Work to complete: Provide only the number of lines where "Amount" occurs.

---- Excerpted data

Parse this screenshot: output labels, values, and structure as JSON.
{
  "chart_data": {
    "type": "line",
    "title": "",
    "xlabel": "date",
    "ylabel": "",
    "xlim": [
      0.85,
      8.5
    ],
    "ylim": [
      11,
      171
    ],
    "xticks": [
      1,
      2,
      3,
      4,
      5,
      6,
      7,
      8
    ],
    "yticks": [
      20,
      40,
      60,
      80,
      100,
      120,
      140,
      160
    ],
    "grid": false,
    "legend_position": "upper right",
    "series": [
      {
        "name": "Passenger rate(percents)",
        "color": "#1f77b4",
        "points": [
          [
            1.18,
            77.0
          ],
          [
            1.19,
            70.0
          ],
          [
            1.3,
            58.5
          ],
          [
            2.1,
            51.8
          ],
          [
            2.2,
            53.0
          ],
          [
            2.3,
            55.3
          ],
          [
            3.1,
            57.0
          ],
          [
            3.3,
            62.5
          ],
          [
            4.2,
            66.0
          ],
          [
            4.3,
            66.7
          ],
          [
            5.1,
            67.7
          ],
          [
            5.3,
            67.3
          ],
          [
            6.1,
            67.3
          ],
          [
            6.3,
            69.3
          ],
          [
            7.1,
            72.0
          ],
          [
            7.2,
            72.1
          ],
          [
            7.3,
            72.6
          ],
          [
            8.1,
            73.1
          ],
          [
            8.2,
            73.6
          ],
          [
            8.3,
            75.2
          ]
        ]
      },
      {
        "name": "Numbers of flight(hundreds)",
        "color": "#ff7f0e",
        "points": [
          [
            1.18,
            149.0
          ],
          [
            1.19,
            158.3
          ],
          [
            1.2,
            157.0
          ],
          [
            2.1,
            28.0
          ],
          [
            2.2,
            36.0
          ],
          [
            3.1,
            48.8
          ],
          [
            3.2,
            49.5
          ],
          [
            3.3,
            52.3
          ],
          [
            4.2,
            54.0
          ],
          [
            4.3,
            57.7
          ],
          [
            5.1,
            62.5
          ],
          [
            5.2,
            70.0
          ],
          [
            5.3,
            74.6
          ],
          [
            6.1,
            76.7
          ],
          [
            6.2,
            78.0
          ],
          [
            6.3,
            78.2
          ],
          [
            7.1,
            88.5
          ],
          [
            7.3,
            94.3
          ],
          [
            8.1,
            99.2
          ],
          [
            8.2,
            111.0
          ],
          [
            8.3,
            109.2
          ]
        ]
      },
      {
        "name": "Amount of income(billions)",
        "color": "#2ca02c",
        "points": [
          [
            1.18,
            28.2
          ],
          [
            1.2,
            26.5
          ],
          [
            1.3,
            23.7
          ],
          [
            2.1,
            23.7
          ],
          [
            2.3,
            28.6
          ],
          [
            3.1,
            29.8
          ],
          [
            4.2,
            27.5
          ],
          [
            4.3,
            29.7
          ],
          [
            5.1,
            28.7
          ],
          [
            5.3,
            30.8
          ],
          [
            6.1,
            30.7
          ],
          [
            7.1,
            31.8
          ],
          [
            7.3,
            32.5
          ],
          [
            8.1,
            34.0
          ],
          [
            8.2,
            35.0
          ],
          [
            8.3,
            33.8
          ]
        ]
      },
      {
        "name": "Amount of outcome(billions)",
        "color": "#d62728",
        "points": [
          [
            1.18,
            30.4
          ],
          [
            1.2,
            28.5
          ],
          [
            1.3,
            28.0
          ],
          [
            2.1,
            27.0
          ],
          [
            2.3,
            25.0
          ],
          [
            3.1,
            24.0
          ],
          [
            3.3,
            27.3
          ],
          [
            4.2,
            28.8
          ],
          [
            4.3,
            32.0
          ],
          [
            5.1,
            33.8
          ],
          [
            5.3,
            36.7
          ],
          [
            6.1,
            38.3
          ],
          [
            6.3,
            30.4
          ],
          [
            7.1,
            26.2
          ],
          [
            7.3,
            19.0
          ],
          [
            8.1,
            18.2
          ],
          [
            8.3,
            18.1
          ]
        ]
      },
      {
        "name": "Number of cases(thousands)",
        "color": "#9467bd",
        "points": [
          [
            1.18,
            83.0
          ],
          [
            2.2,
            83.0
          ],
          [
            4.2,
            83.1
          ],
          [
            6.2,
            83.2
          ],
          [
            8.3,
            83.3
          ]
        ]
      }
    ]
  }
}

--------

Answer for this exercise: 2